--- Start of THE INPUT ---

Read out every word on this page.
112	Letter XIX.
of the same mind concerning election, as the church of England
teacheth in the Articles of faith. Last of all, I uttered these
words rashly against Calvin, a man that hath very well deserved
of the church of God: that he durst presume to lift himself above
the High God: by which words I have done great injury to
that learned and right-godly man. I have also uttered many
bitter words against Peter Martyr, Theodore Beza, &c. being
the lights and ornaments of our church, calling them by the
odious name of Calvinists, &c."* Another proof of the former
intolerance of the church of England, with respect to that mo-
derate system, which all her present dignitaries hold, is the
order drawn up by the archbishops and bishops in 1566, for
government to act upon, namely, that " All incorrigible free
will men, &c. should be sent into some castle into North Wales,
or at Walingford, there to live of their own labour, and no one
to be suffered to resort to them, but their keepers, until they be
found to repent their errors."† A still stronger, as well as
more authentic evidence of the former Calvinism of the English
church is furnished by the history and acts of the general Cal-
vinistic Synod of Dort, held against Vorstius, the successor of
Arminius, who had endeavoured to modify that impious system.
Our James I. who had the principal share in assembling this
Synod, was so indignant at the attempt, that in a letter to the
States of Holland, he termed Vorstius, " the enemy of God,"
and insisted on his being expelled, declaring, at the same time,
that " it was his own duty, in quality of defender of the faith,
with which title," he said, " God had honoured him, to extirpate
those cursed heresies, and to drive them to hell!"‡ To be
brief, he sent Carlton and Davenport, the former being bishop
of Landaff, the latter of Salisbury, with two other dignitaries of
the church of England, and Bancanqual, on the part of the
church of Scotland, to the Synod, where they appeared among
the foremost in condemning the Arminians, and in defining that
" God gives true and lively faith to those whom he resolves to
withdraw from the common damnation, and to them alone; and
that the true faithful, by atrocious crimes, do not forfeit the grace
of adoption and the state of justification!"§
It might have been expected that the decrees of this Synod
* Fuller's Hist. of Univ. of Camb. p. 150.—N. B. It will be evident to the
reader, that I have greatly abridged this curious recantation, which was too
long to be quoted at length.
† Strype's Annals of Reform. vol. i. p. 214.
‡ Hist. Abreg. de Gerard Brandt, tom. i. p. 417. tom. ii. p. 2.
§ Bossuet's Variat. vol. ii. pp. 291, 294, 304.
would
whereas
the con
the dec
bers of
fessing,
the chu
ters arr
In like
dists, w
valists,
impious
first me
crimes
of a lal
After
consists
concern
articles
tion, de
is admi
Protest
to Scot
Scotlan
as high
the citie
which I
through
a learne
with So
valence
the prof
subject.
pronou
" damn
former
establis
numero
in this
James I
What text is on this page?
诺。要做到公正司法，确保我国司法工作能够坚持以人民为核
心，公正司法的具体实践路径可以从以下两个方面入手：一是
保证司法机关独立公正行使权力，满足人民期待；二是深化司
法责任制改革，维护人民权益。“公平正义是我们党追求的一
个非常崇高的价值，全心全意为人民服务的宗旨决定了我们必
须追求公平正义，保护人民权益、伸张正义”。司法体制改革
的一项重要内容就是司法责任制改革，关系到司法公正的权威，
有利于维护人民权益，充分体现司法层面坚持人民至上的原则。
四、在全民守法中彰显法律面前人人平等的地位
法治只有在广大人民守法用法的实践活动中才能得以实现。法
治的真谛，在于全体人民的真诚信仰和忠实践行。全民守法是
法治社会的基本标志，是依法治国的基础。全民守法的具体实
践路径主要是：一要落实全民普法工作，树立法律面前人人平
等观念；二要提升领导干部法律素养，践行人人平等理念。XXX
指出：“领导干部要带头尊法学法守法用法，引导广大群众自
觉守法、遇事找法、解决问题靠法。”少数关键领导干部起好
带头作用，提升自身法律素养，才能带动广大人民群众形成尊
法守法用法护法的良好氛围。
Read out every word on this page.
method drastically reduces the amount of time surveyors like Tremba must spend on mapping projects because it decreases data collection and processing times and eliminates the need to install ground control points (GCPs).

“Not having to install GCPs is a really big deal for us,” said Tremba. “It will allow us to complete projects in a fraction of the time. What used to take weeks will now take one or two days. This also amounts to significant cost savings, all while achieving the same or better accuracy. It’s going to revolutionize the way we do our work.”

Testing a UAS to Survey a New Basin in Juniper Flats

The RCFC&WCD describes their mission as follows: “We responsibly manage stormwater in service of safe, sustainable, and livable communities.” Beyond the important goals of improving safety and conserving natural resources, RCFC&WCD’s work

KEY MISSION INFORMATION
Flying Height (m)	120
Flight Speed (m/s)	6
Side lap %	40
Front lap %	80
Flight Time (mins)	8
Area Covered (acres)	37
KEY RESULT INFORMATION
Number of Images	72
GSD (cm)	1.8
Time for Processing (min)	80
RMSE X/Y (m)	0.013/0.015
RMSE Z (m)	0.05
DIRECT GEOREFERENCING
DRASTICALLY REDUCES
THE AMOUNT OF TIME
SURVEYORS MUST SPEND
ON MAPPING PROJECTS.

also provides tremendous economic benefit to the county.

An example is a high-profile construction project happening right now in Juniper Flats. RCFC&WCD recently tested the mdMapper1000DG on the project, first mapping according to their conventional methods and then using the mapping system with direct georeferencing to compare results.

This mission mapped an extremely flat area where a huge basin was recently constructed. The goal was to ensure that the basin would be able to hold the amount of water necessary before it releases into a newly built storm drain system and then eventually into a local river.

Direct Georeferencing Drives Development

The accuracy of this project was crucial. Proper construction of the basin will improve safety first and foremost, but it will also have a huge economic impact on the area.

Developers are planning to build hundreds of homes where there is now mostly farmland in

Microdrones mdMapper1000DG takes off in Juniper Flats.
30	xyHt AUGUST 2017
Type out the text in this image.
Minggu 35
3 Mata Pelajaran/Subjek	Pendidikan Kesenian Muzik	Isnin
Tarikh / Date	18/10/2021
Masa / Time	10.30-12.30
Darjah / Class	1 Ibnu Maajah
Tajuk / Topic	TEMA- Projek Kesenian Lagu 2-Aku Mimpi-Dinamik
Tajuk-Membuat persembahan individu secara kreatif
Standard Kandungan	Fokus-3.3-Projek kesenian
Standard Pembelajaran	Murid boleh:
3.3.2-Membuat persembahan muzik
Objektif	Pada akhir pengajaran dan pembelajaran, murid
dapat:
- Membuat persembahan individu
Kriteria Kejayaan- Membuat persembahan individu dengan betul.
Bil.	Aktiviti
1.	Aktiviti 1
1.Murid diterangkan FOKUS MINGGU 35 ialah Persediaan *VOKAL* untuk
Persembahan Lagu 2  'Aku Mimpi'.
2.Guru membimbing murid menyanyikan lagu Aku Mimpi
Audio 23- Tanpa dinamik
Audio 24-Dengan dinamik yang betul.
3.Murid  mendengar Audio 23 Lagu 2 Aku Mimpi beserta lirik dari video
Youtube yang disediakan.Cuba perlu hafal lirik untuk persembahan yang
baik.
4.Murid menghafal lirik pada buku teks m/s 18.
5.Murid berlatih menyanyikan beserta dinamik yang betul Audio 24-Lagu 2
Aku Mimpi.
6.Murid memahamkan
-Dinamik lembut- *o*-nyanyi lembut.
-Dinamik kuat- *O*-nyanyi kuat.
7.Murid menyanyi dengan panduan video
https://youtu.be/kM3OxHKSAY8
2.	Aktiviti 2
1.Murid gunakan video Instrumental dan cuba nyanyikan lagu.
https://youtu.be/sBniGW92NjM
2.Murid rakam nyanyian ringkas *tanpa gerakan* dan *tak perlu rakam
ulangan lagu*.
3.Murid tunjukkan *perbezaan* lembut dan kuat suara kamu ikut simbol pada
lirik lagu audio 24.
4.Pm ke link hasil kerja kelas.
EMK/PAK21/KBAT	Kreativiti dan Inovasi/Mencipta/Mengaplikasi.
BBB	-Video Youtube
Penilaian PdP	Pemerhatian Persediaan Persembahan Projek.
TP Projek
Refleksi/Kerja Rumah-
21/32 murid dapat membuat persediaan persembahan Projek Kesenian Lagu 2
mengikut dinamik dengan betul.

--- End of THE INPUT ---

_DIRECTIONS:_
Extract every line of the records above that contains the word "install".

_OUTPUT OF THE TASK:_
method drastically reduces the amount of time surveyors like Tremba must spend on mapping projects because it decreases data collection and processing times and eliminates the need to install ground control points (GCPs).
“Not having to install GCPs is a really big deal for us,” said Tremba. “It will allow us to complete projects in a fraction of the time. What used to take weeks will now take one or two days. This also amounts to significant cost savings, all while achieving the same or better accuracy. It’s going to revolutionize the way we do our work.”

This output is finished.